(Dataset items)
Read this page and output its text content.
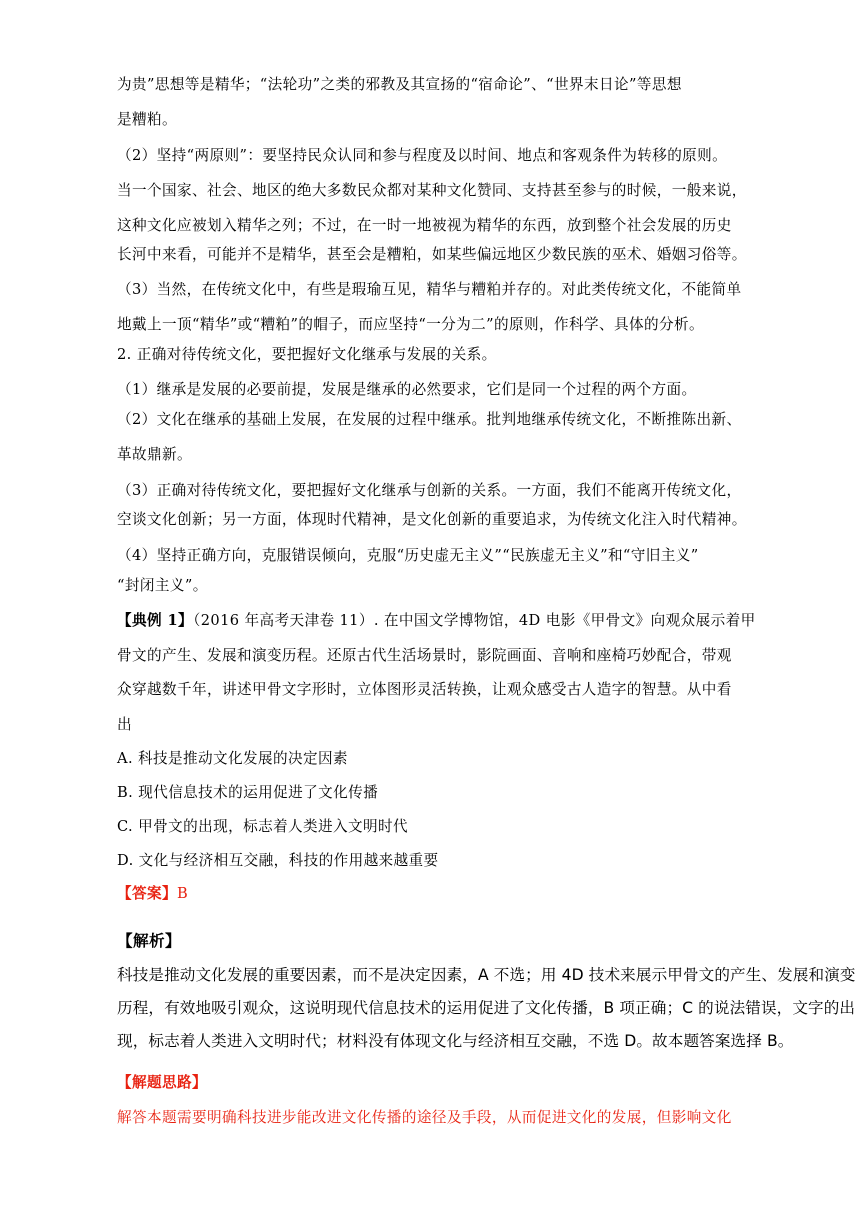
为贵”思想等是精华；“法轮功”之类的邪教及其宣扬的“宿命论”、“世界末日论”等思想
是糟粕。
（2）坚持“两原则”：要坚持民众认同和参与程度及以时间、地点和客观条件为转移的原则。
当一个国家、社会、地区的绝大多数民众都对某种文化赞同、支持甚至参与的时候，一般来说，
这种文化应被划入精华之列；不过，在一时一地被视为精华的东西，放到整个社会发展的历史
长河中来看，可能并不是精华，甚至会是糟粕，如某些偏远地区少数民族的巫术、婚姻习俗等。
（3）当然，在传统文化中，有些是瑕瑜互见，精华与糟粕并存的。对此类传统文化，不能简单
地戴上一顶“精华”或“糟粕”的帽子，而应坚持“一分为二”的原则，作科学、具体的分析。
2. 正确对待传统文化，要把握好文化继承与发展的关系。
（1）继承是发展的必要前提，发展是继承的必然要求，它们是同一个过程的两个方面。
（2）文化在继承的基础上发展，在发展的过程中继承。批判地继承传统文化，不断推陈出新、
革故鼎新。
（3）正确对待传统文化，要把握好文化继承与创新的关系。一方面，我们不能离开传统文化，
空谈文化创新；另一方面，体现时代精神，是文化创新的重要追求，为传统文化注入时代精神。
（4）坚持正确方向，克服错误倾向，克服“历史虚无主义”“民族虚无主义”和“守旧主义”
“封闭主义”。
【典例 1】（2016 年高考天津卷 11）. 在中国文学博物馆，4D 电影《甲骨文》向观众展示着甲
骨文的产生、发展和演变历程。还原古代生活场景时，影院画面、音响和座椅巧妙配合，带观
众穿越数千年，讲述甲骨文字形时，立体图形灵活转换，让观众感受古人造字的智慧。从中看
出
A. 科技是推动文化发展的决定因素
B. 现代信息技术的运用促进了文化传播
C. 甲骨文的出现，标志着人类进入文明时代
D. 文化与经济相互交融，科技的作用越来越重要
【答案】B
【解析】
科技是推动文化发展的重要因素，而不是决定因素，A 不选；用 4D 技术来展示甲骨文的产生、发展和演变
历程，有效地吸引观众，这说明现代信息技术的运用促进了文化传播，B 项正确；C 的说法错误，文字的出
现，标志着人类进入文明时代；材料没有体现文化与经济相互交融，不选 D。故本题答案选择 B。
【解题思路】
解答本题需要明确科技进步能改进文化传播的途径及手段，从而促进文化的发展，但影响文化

> _DIRECTION_:
Return the records exactly. Don't carry the pictures over.

> _TASK SOLUTION_:
Read this page and output its text content.
为贵”思想等是精华；“法轮功”之类的邪教及其宣扬的“宿命论”、“世界末日论”等思想
是糟粕。
（2）坚持“两原则”：要坚持民众认同和参与程度及以时间、地点和客观条件为转移的原则。
当一个国家、社会、地区的绝大多数民众都对某种文化赞同、支持甚至参与的时候，一般来说，
这种文化应被划入精华之列；不过，在一时一地被视为精华的东西，放到整个社会发展的历史
长河中来看，可能并不是精华，甚至会是糟粕，如某些偏远地区少数民族的巫术、婚姻习俗等。
（3）当然，在传统文化中，有些是瑕瑜互见，精华与糟粕并存的。对此类传统文化，不能简单
地戴上一顶“精华”或“糟粕”的帽子，而应坚持“一分为二”的原则，作科学、具体的分析。
2. 正确对待传统文化，要把握好文化继承与发展的关系。
（1）继承是发展的必要前提，发展是继承的必然要求，它们是同一个过程的两个方面。
（2）文化在继承的基础上发展，在发展的过程中继承。批判地继承传统文化，不断推陈出新、
革故鼎新。
（3）正确对待传统文化，要把握好文化继承与创新的关系。一方面，我们不能离开传统文化，
空谈文化创新；另一方面，体现时代精神，是文化创新的重要追求，为传统文化注入时代精神。
（4）坚持正确方向，克服错误倾向，克服“历史虚无主义”“民族虚无主义”和“守旧主义”
“封闭主义”。
【典例 1】（2016 年高考天津卷 11）. 在中国文学博物馆，4D 电影《甲骨文》向观众展示着甲
骨文的产生、发展和演变历程。还原古代生活场景时，影院画面、音响和座椅巧妙配合，带观
众穿越数千年，讲述甲骨文字形时，立体图形灵活转换，让观众感受古人造字的智慧。从中看
出
A. 科技是推动文化发展的决定因素
B. 现代信息技术的运用促进了文化传播
C. 甲骨文的出现，标志着人类进入文明时代
D. 文化与经济相互交融，科技的作用越来越重要
【答案】B
【解析】
科技是推动文化发展的重要因素，而不是决定因素，A 不选；用 4D 技术来展示甲骨文的产生、发展和演变
历程，有效地吸引观众，这说明现代信息技术的运用促进了文化传播，B 项正确；C 的说法错误，文字的出
现，标志着人类进入文明时代；材料没有体现文化与经济相互交融，不选 D。故本题答案选择 B。
【解题思路】
解答本题需要明确科技进步能改进文化传播的途径及手段，从而促进文化的发展，但影响文化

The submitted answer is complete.